%%

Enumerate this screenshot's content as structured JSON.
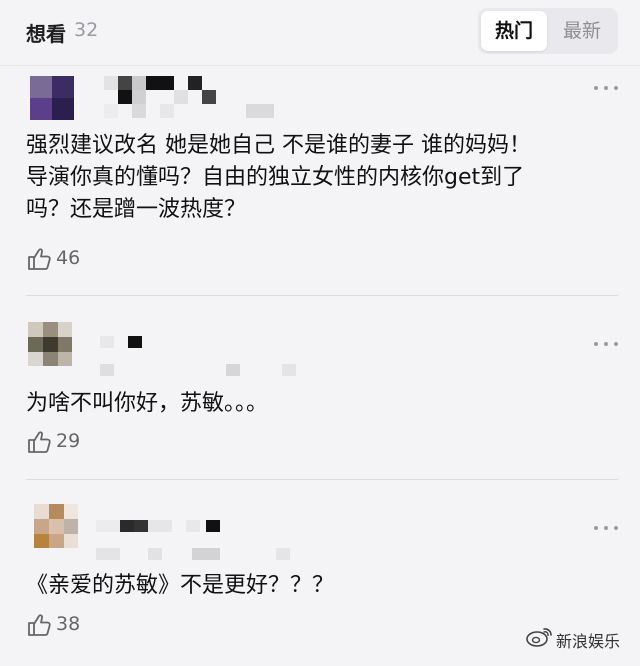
{
  "header": {
    "title": "想看",
    "count": "32",
    "tabs": [
      {
        "label": "热门",
        "active": true
      },
      {
        "label": "最新",
        "active": false
      }
    ]
  },
  "comments": [
    {
      "text_lines": [
        "强烈建议改名 她是她自己 不是谁的妻子 谁的妈妈！",
        "导演你真的懂吗？自由的独立女性的内核你get到了",
        "吗？还是蹭一波热度？"
      ],
      "likes": "46"
    },
    {
      "text_lines": [
        "为啥不叫你好，苏敏。。。"
      ],
      "likes": "29"
    },
    {
      "text_lines": [
        "《亲爱的苏敏》不是更好？？？"
      ],
      "likes": "38"
    }
  ],
  "watermark": {
    "text": "新浪娱乐",
    "icon": "weibo-icon"
  },
  "colors": {
    "background": "#f4f4f7",
    "muted_text": "#9a9aa0",
    "accent_tab_bg": "#ffffff"
  }
}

%%

- _STATED TASK_:
Set every line down exactly as written, leaving each picture out.

- _COMPLETE OUTPUT_:
Enumerate this screenshot's content as structured JSON.
{
  "header": {
    "title": "想看",
    "count": "32",
    "tabs": [
      {
        "label": "热门",
        "active": true
      },
      {
        "label": "最新",
        "active": false
      }
    ]
  },
  "comments": [
    {
      "text_lines": [
        "强烈建议改名 她是她自己 不是谁的妻子 谁的妈妈！",
        "导演你真的懂吗？自由的独立女性的内核你get到了",
        "吗？还是蹭一波热度？"
      ],
      "likes": "46"
    },
    {
      "text_lines": [
        "为啥不叫你好，苏敏。。。"
      ],
      "likes": "29"
    },
    {
      "text_lines": [
        "《亲爱的苏敏》不是更好？？？"
      ],
      "likes": "38"
    }
  ],
  "watermark": {
    "text": "新浪娱乐",
    "icon": "weibo-icon"
  },
  "colors": {
    "background": "#f4f4f7",
    "muted_text": "#9a9aa0",
    "accent_tab_bg": "#ffffff"
  }
}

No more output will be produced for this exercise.